▸ **Items listed in a dataset**
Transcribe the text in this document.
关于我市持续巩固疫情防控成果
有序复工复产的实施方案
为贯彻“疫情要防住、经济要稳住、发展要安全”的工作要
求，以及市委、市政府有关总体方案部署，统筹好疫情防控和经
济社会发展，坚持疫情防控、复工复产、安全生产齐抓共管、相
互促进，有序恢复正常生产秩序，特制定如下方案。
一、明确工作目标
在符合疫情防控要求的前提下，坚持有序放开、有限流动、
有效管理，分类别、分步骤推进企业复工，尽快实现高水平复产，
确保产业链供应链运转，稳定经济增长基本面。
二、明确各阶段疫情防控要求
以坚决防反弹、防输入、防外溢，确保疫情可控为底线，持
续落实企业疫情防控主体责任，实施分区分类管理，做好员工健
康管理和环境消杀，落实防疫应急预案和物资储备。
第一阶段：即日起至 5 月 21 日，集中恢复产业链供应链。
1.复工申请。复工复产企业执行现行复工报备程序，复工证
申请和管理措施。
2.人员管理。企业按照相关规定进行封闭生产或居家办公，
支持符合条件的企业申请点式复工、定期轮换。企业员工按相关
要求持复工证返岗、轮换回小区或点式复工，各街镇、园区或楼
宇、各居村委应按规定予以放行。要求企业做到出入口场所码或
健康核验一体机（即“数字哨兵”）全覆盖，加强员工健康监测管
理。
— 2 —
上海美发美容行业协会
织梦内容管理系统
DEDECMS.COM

▸ **GIVEN INSTRUCTION**
Each record should come back exactly as written.

▸ **FINISHED TASK**
Transcribe the text in this document.
关于我市持续巩固疫情防控成果
有序复工复产的实施方案
为贯彻“疫情要防住、经济要稳住、发展要安全”的工作要
求，以及市委、市政府有关总体方案部署，统筹好疫情防控和经
济社会发展，坚持疫情防控、复工复产、安全生产齐抓共管、相
互促进，有序恢复正常生产秩序，特制定如下方案。
一、明确工作目标
在符合疫情防控要求的前提下，坚持有序放开、有限流动、
有效管理，分类别、分步骤推进企业复工，尽快实现高水平复产，
确保产业链供应链运转，稳定经济增长基本面。
二、明确各阶段疫情防控要求
以坚决防反弹、防输入、防外溢，确保疫情可控为底线，持
续落实企业疫情防控主体责任，实施分区分类管理，做好员工健
康管理和环境消杀，落实防疫应急预案和物资储备。
第一阶段：即日起至 5 月 21 日，集中恢复产业链供应链。
1.复工申请。复工复产企业执行现行复工报备程序，复工证
申请和管理措施。
2.人员管理。企业按照相关规定进行封闭生产或居家办公，
支持符合条件的企业申请点式复工、定期轮换。企业员工按相关
要求持复工证返岗、轮换回小区或点式复工，各街镇、园区或楼
宇、各居村委应按规定予以放行。要求企业做到出入口场所码或
健康核验一体机（即“数字哨兵”）全覆盖，加强员工健康监测管
理。
— 2 —
上海美发美容行业协会
织梦内容管理系统
DEDECMS.COM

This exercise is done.